--- Recorded information ---

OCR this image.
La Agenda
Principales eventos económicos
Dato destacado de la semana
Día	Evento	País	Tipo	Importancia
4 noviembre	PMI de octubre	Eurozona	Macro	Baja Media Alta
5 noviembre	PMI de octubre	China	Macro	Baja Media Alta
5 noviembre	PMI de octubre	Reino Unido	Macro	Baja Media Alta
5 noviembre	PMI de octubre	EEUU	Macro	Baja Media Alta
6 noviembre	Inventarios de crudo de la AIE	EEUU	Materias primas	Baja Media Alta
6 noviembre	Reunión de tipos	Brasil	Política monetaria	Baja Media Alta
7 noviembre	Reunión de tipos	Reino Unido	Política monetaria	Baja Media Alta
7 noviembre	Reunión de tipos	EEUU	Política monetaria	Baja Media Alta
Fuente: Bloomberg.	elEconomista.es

---

- Goal -
Pull out the lines above in which the word "Reino" appears.

- Worked solution -
5 noviembre	PMI de octubre	Reino Unido	Macro	Baja Media Alta
7 noviembre	Reunión de tipos	Reino Unido	Política monetaria	Baja Media Alta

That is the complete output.